▶ [Exercise description] Copy every line of the data that includes the string "Sucrose".

(Raw records)
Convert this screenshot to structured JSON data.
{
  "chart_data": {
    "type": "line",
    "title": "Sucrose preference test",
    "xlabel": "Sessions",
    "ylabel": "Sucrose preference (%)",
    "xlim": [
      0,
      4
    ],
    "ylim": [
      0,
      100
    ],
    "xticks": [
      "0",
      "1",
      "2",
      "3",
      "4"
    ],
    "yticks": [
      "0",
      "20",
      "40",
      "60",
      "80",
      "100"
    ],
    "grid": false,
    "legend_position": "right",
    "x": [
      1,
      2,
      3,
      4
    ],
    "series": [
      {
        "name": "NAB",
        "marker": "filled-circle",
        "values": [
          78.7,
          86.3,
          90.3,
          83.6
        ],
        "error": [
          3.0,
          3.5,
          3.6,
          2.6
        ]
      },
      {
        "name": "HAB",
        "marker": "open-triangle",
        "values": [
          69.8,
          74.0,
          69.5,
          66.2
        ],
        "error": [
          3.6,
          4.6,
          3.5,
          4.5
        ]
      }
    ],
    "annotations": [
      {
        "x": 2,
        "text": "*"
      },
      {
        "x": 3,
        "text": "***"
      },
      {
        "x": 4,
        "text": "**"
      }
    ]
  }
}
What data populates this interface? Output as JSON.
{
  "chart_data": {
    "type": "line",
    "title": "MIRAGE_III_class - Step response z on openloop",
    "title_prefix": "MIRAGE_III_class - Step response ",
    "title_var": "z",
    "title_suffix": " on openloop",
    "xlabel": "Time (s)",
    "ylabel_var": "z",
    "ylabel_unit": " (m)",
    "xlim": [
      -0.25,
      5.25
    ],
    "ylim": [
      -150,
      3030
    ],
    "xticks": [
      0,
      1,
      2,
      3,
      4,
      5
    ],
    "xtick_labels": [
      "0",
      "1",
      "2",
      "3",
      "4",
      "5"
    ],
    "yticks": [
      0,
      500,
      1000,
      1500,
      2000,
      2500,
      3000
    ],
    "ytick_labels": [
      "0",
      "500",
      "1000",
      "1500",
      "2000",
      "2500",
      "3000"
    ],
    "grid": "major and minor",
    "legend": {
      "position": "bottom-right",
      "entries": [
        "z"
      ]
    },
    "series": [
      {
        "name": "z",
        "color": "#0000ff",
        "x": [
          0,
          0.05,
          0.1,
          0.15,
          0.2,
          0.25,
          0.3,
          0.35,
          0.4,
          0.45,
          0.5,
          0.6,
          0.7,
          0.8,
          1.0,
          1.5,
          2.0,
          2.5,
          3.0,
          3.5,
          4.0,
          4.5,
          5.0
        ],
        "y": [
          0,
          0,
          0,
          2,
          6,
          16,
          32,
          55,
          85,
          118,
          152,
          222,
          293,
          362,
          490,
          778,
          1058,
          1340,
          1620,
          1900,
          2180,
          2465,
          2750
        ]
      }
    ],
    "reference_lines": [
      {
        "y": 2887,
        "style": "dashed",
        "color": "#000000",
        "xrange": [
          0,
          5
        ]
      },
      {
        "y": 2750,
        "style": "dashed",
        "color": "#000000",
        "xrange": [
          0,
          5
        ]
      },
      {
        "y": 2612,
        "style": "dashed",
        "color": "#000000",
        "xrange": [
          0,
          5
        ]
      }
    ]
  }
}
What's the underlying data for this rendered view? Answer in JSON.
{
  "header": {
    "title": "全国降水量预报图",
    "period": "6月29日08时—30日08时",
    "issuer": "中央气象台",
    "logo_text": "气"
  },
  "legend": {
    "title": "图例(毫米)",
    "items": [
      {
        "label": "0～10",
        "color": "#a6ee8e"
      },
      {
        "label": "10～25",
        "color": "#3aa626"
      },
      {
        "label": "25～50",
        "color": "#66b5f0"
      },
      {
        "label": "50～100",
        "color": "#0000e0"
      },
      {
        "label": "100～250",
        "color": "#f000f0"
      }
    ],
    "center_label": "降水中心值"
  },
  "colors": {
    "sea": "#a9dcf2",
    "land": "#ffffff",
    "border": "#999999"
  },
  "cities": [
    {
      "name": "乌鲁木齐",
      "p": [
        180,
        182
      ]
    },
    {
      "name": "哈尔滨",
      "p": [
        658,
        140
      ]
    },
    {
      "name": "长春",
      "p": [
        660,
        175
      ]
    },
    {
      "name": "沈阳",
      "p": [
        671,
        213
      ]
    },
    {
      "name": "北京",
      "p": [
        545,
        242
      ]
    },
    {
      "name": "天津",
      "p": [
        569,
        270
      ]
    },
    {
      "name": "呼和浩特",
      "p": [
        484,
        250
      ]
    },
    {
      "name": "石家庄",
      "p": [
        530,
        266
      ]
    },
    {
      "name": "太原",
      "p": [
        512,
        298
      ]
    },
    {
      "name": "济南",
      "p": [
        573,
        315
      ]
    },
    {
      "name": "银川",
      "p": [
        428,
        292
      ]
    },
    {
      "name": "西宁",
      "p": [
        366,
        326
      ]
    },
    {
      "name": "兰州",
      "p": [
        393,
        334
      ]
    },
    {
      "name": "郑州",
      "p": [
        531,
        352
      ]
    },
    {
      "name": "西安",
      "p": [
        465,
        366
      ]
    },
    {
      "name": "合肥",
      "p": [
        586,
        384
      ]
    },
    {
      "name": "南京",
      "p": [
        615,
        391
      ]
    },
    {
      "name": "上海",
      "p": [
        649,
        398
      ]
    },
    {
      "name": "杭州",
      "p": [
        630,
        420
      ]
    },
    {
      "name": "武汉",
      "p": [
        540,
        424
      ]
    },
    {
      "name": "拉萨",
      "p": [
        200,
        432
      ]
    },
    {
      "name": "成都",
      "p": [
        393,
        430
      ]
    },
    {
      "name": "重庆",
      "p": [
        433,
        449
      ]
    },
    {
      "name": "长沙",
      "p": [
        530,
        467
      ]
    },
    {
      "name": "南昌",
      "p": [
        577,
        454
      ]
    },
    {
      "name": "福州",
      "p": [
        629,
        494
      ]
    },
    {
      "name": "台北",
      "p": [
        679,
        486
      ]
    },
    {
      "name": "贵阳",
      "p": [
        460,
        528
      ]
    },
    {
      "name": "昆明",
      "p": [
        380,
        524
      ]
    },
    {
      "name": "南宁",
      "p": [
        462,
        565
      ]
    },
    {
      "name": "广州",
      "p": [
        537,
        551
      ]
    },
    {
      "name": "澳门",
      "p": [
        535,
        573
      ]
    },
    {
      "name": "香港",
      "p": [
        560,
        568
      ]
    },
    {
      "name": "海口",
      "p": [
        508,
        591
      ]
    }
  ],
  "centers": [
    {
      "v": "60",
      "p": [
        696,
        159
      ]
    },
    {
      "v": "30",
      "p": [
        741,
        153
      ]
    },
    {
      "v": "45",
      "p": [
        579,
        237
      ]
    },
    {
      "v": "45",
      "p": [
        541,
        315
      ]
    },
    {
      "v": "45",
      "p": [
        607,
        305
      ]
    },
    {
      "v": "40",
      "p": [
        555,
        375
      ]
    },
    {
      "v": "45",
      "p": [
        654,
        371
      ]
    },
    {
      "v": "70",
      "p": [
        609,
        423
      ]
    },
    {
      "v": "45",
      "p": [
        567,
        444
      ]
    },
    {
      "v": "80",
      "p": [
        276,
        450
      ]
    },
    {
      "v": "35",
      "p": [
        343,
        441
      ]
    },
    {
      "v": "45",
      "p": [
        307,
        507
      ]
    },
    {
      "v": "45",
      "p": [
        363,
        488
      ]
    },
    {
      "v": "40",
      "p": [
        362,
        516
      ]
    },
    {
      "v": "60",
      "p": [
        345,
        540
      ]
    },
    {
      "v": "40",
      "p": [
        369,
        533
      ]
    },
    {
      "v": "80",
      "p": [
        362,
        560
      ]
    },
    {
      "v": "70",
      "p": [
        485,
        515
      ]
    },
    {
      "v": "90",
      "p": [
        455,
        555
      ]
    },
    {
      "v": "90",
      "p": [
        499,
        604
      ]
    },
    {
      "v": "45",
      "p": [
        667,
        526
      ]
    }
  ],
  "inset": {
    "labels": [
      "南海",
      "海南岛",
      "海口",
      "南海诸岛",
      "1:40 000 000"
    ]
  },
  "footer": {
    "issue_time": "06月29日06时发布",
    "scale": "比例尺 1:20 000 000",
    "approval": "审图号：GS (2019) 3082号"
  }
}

...

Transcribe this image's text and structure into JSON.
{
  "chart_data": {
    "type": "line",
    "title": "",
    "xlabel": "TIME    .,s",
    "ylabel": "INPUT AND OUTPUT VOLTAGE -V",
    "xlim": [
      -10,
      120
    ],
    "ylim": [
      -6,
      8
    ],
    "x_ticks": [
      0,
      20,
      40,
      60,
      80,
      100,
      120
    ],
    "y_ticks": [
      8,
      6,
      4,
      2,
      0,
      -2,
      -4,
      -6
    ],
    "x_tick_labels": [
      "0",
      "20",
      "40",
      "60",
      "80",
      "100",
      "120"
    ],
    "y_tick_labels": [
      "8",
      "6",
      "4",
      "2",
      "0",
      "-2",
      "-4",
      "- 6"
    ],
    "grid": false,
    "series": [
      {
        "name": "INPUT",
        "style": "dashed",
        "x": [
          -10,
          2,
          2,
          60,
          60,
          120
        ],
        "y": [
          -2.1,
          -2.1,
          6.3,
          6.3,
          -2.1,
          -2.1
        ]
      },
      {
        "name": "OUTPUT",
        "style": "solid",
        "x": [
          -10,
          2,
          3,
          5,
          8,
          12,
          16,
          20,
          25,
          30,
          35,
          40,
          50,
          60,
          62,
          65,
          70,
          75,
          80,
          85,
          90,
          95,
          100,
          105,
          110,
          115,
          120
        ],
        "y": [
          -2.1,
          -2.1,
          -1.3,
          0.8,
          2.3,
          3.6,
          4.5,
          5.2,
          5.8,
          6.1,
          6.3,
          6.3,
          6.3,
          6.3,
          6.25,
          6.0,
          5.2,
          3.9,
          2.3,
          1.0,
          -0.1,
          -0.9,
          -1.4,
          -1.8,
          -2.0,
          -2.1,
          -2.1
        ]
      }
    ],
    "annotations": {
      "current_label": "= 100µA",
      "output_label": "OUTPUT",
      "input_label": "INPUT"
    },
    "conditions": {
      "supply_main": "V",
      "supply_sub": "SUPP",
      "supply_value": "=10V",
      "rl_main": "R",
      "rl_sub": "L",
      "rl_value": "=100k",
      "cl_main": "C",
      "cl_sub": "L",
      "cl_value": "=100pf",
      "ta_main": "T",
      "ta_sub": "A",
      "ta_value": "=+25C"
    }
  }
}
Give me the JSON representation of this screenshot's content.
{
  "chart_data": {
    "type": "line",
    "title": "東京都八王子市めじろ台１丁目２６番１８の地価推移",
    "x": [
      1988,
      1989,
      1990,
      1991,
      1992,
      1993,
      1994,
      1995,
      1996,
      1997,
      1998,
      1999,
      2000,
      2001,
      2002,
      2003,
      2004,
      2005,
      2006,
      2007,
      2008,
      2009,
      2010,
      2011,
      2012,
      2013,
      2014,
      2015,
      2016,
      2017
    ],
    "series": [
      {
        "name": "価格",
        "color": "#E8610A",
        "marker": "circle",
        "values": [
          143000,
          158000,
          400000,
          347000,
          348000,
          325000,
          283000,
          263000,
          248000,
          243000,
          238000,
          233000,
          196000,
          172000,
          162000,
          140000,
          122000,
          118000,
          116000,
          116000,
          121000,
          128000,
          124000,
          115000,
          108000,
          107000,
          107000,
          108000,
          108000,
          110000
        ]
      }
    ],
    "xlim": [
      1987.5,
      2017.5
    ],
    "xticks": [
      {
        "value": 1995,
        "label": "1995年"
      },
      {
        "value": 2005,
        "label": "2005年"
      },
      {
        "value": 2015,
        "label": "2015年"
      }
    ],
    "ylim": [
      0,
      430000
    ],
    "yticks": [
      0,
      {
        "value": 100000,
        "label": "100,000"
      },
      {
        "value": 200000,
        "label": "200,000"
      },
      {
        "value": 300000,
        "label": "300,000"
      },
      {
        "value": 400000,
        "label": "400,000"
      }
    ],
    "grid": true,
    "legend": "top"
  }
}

* * *

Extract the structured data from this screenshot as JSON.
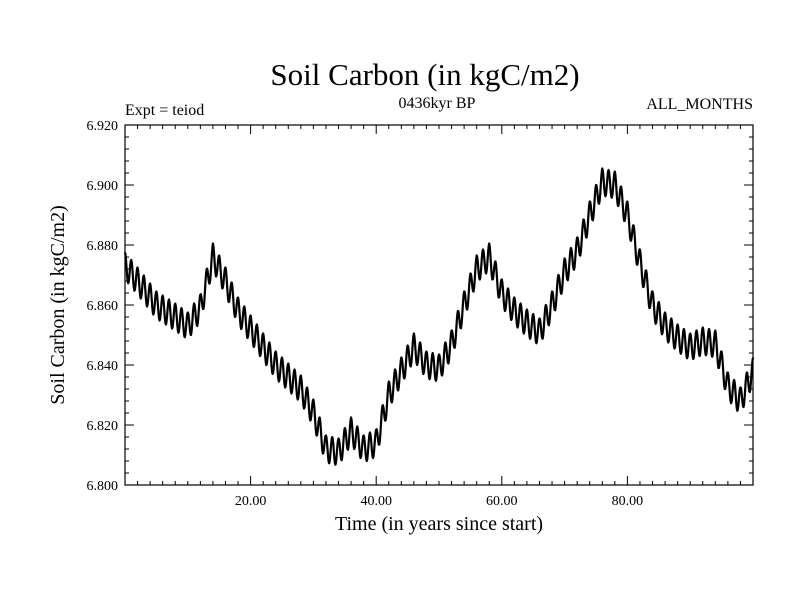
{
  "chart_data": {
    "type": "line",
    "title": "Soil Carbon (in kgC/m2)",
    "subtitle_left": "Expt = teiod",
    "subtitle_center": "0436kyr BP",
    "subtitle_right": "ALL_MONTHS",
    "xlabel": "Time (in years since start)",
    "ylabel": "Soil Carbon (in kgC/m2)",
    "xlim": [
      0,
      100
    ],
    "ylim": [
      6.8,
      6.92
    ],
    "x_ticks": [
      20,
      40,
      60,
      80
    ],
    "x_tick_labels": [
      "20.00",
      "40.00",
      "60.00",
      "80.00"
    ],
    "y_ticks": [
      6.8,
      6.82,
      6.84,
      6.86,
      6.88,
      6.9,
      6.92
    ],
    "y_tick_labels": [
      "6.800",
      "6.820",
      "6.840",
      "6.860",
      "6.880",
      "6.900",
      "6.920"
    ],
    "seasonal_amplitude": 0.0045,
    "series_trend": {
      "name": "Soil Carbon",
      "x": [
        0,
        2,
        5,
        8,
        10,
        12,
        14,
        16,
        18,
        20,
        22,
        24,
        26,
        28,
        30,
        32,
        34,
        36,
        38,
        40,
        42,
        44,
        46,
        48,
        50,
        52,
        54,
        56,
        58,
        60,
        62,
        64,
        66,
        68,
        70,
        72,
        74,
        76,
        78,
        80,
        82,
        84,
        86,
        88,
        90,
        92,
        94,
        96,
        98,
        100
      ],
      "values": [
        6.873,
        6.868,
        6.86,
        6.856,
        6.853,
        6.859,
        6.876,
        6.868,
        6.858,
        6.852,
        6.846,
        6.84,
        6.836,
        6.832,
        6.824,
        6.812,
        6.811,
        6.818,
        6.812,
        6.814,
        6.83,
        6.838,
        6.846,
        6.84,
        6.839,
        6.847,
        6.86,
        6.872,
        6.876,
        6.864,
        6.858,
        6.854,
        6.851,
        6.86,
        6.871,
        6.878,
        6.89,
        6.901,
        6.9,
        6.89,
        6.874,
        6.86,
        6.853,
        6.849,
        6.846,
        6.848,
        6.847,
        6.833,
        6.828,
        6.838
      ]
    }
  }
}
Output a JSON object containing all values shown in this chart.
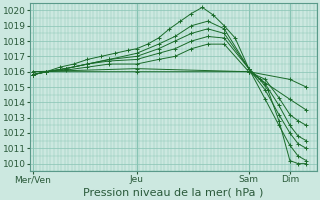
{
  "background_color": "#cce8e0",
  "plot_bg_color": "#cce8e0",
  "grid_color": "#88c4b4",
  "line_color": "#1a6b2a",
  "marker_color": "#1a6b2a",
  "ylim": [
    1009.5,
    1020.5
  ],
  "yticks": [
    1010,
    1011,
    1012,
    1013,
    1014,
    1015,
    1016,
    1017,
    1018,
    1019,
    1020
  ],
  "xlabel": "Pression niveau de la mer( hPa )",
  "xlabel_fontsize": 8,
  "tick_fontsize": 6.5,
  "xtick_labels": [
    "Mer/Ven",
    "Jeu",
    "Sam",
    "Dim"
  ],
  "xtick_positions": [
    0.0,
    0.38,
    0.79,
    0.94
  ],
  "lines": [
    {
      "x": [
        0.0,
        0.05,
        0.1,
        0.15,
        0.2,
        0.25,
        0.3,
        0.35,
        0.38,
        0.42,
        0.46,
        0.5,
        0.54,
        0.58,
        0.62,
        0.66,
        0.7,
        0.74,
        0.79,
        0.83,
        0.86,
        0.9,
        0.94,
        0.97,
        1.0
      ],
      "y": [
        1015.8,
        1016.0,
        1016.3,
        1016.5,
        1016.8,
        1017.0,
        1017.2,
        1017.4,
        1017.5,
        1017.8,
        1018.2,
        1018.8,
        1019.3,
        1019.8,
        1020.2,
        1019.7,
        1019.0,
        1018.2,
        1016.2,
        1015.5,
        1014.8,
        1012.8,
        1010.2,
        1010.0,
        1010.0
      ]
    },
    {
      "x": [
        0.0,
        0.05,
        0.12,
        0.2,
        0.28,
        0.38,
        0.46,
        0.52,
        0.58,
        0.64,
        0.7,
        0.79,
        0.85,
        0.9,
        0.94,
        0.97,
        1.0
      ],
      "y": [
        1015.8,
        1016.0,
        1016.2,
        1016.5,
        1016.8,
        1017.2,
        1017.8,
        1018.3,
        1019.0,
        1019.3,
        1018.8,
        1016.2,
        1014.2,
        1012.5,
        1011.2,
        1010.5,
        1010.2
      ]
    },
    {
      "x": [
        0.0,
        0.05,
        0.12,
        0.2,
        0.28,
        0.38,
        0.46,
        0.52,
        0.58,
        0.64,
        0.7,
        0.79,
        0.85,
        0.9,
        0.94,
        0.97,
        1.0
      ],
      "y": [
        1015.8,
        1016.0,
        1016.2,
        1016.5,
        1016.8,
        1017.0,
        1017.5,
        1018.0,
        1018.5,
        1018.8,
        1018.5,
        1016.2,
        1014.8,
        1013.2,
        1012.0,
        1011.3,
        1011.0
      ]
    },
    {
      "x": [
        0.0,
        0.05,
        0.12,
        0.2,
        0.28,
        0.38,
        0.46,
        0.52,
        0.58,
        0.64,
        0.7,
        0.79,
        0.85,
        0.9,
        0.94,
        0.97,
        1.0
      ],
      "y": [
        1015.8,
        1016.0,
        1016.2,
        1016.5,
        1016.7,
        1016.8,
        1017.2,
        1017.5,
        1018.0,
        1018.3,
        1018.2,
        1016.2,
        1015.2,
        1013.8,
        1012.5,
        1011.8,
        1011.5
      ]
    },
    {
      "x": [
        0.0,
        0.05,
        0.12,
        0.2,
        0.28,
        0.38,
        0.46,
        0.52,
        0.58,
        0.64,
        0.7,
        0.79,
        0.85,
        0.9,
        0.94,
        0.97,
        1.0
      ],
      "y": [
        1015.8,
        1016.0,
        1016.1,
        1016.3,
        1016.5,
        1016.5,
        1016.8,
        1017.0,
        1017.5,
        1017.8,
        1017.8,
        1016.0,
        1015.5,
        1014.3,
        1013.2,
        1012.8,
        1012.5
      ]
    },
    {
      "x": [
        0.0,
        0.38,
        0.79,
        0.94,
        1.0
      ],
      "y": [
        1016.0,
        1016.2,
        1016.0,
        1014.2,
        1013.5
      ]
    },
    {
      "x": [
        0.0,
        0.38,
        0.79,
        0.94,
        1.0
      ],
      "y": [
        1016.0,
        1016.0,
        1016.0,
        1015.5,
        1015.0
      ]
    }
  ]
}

▶ [Result of the exercise]
    "title": "Sucrose preference test",
    "ylabel": "Sucrose preference (%)",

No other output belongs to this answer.